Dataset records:

----

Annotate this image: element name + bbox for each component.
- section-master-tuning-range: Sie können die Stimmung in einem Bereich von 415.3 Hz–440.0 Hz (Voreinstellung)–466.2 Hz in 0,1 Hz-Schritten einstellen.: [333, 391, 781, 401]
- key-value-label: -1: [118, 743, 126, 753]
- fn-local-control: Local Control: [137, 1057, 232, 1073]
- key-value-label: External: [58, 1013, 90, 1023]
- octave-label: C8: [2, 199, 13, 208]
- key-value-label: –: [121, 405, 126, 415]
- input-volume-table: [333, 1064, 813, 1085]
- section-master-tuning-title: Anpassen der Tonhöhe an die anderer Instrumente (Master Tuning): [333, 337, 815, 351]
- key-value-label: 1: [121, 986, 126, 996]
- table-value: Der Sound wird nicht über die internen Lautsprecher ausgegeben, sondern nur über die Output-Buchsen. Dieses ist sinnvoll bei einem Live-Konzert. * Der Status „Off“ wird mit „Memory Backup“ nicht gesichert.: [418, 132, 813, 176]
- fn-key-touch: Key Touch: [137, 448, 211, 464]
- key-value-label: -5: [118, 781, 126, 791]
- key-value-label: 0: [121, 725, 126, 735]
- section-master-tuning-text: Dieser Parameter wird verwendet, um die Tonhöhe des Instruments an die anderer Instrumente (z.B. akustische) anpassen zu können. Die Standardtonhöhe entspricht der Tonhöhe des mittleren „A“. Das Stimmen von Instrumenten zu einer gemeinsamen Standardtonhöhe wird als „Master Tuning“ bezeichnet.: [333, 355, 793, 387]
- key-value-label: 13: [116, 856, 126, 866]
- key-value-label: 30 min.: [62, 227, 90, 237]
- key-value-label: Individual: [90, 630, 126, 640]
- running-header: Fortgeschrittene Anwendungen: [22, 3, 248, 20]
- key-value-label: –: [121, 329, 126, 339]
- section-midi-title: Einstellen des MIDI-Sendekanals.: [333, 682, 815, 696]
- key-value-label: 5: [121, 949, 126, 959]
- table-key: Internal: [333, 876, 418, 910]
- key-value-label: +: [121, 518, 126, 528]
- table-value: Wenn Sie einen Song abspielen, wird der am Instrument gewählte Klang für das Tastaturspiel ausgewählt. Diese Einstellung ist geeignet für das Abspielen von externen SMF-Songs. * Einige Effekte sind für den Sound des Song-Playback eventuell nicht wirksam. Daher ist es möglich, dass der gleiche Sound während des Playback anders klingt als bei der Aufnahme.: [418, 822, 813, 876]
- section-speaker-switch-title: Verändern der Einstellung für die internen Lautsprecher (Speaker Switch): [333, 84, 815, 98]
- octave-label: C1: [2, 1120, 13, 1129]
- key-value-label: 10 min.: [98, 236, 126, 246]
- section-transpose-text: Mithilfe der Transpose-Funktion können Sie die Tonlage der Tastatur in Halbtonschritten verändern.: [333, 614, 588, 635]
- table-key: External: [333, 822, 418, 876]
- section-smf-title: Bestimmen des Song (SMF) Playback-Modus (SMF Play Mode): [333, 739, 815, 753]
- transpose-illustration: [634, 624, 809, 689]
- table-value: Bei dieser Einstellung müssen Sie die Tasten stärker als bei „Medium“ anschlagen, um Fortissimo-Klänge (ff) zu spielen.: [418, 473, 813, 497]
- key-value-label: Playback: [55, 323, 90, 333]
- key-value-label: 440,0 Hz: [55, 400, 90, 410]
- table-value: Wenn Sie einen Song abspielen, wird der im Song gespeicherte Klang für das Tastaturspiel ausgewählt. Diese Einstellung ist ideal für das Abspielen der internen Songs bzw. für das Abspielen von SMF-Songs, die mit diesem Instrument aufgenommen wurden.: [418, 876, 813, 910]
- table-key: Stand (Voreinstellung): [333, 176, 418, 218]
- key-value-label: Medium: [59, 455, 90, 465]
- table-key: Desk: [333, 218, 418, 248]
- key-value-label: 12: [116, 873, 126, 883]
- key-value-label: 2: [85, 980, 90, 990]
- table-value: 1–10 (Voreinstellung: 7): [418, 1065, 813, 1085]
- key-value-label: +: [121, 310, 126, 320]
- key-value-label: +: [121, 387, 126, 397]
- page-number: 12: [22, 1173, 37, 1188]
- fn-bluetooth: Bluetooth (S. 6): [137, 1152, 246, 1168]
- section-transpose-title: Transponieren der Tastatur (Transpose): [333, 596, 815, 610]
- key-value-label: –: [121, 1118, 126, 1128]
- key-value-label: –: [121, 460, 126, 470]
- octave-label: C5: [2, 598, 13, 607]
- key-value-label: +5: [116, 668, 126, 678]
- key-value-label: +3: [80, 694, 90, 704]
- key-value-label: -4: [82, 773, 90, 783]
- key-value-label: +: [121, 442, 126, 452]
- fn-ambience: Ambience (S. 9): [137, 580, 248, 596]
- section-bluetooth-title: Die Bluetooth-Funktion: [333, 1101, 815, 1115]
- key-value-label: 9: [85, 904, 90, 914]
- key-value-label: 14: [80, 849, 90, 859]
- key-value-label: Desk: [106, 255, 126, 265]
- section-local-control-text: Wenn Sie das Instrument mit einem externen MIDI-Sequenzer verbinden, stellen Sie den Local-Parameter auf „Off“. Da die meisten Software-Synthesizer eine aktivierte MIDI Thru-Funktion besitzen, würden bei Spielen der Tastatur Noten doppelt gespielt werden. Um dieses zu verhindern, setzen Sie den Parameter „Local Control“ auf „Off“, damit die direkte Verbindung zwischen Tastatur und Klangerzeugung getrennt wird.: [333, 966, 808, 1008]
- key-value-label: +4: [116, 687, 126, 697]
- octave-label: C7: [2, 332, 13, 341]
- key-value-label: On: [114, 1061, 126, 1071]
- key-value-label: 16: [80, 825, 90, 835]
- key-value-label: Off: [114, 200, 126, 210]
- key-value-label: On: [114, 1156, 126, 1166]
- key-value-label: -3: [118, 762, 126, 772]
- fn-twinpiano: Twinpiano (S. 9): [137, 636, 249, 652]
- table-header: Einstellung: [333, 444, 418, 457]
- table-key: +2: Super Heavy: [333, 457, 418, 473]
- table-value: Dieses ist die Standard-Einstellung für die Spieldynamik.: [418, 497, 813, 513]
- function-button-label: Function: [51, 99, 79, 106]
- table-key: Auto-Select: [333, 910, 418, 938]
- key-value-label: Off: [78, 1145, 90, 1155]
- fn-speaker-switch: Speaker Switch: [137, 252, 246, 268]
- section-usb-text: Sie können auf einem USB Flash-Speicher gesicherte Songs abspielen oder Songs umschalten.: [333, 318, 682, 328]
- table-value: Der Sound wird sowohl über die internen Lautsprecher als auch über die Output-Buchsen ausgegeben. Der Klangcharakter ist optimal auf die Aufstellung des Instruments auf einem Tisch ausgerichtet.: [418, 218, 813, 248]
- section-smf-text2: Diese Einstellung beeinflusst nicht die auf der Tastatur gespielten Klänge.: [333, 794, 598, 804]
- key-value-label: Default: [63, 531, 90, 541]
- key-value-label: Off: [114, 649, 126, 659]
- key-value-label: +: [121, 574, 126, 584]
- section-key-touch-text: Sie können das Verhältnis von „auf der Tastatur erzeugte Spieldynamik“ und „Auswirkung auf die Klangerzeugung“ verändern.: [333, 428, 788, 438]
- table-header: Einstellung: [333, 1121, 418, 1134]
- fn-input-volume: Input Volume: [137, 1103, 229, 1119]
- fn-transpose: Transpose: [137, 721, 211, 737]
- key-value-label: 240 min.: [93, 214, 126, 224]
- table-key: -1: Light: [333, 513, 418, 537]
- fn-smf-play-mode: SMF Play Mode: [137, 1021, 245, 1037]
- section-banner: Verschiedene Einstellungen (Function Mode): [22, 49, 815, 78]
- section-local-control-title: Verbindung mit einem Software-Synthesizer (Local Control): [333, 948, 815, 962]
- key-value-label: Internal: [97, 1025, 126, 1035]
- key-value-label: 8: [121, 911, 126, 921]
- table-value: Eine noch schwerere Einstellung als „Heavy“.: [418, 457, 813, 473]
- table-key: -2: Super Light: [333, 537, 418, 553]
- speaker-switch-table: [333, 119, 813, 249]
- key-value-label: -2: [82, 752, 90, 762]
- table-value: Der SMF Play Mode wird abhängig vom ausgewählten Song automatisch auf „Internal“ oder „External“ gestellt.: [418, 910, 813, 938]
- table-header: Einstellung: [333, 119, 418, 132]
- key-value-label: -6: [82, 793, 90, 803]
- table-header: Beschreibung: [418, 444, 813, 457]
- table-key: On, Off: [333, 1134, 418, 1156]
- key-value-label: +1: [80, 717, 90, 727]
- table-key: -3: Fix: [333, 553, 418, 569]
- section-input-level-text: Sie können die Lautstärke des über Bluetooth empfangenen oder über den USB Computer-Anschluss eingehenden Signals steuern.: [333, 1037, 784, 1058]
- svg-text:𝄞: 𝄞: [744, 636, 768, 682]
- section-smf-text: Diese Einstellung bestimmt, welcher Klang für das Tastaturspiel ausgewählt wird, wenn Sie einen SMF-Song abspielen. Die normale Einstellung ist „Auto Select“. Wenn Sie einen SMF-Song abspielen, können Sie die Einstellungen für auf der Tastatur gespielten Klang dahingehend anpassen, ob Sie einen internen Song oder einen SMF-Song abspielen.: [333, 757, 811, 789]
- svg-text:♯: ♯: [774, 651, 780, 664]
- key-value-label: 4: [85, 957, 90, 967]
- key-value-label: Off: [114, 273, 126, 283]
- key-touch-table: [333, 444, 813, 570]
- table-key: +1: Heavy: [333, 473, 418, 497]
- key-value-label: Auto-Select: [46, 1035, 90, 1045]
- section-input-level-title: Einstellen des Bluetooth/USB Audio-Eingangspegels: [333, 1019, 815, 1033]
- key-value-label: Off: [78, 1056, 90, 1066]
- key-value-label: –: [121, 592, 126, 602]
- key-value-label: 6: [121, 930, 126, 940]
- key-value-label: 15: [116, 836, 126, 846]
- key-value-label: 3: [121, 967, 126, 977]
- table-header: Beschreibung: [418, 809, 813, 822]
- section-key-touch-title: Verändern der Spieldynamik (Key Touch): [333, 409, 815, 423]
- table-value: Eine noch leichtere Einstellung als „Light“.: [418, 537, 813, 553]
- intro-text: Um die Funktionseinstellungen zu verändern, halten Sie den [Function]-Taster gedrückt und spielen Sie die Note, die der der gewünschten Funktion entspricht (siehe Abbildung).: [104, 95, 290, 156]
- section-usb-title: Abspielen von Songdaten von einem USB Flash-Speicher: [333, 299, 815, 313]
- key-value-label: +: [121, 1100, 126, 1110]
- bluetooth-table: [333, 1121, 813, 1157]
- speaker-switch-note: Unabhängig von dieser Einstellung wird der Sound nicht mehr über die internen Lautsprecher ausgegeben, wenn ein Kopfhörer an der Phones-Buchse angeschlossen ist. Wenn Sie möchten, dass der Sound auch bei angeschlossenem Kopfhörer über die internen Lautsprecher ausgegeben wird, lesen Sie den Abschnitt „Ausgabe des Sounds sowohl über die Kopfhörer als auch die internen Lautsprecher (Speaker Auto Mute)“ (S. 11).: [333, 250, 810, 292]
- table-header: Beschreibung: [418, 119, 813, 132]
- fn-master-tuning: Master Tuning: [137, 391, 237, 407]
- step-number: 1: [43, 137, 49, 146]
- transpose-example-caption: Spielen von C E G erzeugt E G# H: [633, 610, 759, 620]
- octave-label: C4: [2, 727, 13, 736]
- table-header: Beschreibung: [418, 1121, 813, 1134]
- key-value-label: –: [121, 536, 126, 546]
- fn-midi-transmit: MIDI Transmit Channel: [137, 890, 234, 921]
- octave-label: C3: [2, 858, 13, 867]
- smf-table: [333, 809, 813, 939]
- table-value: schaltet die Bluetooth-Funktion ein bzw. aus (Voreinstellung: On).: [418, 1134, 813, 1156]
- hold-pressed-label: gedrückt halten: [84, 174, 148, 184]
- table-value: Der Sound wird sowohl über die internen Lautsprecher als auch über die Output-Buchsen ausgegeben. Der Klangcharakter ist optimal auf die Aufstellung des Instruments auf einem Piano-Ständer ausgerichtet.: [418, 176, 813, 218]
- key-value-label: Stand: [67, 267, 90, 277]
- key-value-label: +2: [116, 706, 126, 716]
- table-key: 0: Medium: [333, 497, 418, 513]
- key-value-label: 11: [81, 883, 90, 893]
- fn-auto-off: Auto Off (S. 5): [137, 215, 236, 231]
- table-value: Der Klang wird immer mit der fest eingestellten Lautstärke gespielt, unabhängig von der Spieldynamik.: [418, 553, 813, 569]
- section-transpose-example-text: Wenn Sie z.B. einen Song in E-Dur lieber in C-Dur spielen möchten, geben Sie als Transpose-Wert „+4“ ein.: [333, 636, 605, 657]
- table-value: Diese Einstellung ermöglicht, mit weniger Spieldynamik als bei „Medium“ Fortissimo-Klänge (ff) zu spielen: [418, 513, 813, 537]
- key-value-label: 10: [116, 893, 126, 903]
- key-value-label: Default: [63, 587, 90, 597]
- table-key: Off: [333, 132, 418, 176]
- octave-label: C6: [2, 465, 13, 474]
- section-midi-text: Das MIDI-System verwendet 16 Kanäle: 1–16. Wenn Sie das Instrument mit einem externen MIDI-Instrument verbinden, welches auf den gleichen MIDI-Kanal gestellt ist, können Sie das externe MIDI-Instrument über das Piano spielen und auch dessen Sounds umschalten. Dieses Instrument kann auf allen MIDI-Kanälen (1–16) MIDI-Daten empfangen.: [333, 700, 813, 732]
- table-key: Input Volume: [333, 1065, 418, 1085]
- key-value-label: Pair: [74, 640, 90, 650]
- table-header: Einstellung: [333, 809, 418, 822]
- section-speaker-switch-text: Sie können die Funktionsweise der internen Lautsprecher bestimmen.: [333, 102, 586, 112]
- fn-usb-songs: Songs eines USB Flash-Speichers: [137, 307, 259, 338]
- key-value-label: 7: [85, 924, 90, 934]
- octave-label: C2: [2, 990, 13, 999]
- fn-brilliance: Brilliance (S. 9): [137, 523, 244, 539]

----

*Exercise brief:*
Gather up the lines containing the word "Beschreibung" from these records and copy them.

*Solution to this problem:*
- table-header: Beschreibung: [418, 444, 813, 457]
- table-header: Beschreibung: [418, 809, 813, 822]
- table-header: Beschreibung: [418, 119, 813, 132]
- table-header: Beschreibung: [418, 1121, 813, 1134]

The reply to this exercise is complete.